PROVIDED RECORDS:
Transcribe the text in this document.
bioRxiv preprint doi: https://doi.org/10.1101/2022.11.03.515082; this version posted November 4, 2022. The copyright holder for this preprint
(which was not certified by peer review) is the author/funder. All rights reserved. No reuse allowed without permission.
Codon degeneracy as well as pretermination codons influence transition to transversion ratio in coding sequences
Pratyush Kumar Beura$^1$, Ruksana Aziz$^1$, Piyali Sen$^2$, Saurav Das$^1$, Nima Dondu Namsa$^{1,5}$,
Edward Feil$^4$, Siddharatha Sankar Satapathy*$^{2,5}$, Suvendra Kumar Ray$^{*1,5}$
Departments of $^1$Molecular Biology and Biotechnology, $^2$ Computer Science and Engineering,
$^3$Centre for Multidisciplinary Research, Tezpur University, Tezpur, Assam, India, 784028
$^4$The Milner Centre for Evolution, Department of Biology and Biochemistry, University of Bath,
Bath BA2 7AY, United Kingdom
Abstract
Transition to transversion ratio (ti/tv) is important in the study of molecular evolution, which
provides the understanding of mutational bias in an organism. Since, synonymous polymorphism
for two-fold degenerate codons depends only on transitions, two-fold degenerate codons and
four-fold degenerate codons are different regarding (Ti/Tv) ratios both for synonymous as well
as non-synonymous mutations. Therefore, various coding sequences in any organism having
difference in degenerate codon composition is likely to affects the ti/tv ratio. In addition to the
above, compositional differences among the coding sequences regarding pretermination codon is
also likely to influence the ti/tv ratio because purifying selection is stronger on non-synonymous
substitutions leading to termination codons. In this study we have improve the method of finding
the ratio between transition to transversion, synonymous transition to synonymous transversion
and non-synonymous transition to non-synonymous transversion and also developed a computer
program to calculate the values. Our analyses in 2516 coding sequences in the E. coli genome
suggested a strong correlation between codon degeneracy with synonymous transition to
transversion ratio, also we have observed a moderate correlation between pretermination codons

TASK DESCRIPTION:
Retype the data precisely.

ANSWER TO THIS PROBLEM:
Transcribe the text in this document.
bioRxiv preprint doi: https://doi.org/10.1101/2022.11.03.515082; this version posted November 4, 2022. The copyright holder for this preprint
(which was not certified by peer review) is the author/funder. All rights reserved. No reuse allowed without permission.
Codon degeneracy as well as pretermination codons influence transition to transversion ratio in coding sequences
Pratyush Kumar Beura$^1$, Ruksana Aziz$^1$, Piyali Sen$^2$, Saurav Das$^1$, Nima Dondu Namsa$^{1,5}$,
Edward Feil$^4$, Siddharatha Sankar Satapathy*$^{2,5}$, Suvendra Kumar Ray$^{*1,5}$
Departments of $^1$Molecular Biology and Biotechnology, $^2$ Computer Science and Engineering,
$^3$Centre for Multidisciplinary Research, Tezpur University, Tezpur, Assam, India, 784028
$^4$The Milner Centre for Evolution, Department of Biology and Biochemistry, University of Bath,
Bath BA2 7AY, United Kingdom
Abstract
Transition to transversion ratio (ti/tv) is important in the study of molecular evolution, which
provides the understanding of mutational bias in an organism. Since, synonymous polymorphism
for two-fold degenerate codons depends only on transitions, two-fold degenerate codons and
four-fold degenerate codons are different regarding (Ti/Tv) ratios both for synonymous as well
as non-synonymous mutations. Therefore, various coding sequences in any organism having
difference in degenerate codon composition is likely to affects the ti/tv ratio. In addition to the
above, compositional differences among the coding sequences regarding pretermination codon is
also likely to influence the ti/tv ratio because purifying selection is stronger on non-synonymous
substitutions leading to termination codons. In this study we have improve the method of finding
the ratio between transition to transversion, synonymous transition to synonymous transversion
and non-synonymous transition to non-synonymous transversion and also developed a computer
program to calculate the values. Our analyses in 2516 coding sequences in the E. coli genome
suggested a strong correlation between codon degeneracy with synonymous transition to
transversion ratio, also we have observed a moderate correlation between pretermination codons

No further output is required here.